━━━ Source material

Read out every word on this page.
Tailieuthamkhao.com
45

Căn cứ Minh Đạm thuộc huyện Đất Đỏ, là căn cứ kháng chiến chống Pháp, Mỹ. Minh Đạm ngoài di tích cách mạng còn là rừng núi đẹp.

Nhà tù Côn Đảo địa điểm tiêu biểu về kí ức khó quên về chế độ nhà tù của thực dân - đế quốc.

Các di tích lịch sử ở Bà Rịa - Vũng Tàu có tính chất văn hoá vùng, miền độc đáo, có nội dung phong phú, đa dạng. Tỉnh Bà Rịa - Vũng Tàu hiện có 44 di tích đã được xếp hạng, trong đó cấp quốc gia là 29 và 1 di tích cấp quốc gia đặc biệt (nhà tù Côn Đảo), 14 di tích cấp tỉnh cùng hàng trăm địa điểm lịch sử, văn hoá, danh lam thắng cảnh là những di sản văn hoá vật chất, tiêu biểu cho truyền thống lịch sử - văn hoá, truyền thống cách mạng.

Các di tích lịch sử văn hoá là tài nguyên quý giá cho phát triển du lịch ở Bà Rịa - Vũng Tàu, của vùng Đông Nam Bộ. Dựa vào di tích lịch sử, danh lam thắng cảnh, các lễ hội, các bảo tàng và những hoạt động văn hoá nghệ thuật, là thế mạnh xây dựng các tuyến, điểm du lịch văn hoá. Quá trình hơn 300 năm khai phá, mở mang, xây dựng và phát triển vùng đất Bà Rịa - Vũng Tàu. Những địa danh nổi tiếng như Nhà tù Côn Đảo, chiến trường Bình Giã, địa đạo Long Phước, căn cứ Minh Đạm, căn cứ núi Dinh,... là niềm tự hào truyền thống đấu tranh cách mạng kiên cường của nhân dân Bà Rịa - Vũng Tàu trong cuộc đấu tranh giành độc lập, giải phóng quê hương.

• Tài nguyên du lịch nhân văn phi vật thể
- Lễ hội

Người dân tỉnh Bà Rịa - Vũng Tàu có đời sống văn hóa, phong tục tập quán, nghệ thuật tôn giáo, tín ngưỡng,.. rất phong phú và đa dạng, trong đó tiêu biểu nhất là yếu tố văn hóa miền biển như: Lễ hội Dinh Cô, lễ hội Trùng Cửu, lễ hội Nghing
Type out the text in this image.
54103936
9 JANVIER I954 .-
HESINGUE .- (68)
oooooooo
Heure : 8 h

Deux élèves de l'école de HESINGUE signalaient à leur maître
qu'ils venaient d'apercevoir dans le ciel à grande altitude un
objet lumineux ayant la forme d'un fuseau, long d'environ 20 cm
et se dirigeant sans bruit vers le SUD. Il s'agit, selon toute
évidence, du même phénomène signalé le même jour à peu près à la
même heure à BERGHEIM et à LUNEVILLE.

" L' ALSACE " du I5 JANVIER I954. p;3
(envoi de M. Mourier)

━━━━━━

The exercise: Repeat the data above, word for word.

Problem solution:
Read out every word on this page.
Tailieuthamkhao.com
45

Căn cứ Minh Đạm thuộc huyện Đất Đỏ, là căn cứ kháng chiến chống Pháp, Mỹ. Minh Đạm ngoài di tích cách mạng còn là rừng núi đẹp.

Nhà tù Côn Đảo địa điểm tiêu biểu về kí ức khó quên về chế độ nhà tù của thực dân - đế quốc.

Các di tích lịch sử ở Bà Rịa - Vũng Tàu có tính chất văn hoá vùng, miền độc đáo, có nội dung phong phú, đa dạng. Tỉnh Bà Rịa - Vũng Tàu hiện có 44 di tích đã được xếp hạng, trong đó cấp quốc gia là 29 và 1 di tích cấp quốc gia đặc biệt (nhà tù Côn Đảo), 14 di tích cấp tỉnh cùng hàng trăm địa điểm lịch sử, văn hoá, danh lam thắng cảnh là những di sản văn hoá vật chất, tiêu biểu cho truyền thống lịch sử - văn hoá, truyền thống cách mạng.

Các di tích lịch sử văn hoá là tài nguyên quý giá cho phát triển du lịch ở Bà Rịa - Vũng Tàu, của vùng Đông Nam Bộ. Dựa vào di tích lịch sử, danh lam thắng cảnh, các lễ hội, các bảo tàng và những hoạt động văn hoá nghệ thuật, là thế mạnh xây dựng các tuyến, điểm du lịch văn hoá. Quá trình hơn 300 năm khai phá, mở mang, xây dựng và phát triển vùng đất Bà Rịa - Vũng Tàu. Những địa danh nổi tiếng như Nhà tù Côn Đảo, chiến trường Bình Giã, địa đạo Long Phước, căn cứ Minh Đạm, căn cứ núi Dinh,... là niềm tự hào truyền thống đấu tranh cách mạng kiên cường của nhân dân Bà Rịa - Vũng Tàu trong cuộc đấu tranh giành độc lập, giải phóng quê hương.

• Tài nguyên du lịch nhân văn phi vật thể
- Lễ hội

Người dân tỉnh Bà Rịa - Vũng Tàu có đời sống văn hóa, phong tục tập quán, nghệ thuật tôn giáo, tín ngưỡng,.. rất phong phú và đa dạng, trong đó tiêu biểu nhất là yếu tố văn hóa miền biển như: Lễ hội Dinh Cô, lễ hội Trùng Cửu, lễ hội Nghing
Type out the text in this image.
54103936
9 JANVIER I954 .-
HESINGUE .- (68)
oooooooo
Heure : 8 h

Deux élèves de l'école de HESINGUE signalaient à leur maître
qu'ils venaient d'apercevoir dans le ciel à grande altitude un
objet lumineux ayant la forme d'un fuseau, long d'environ 20 cm
et se dirigeant sans bruit vers le SUD. Il s'agit, selon toute
évidence, du même phénomène signalé le même jour à peu près à la
même heure à BERGHEIM et à LUNEVILLE.

" L' ALSACE " du I5 JANVIER I954. p;3
(envoi de M. Mourier)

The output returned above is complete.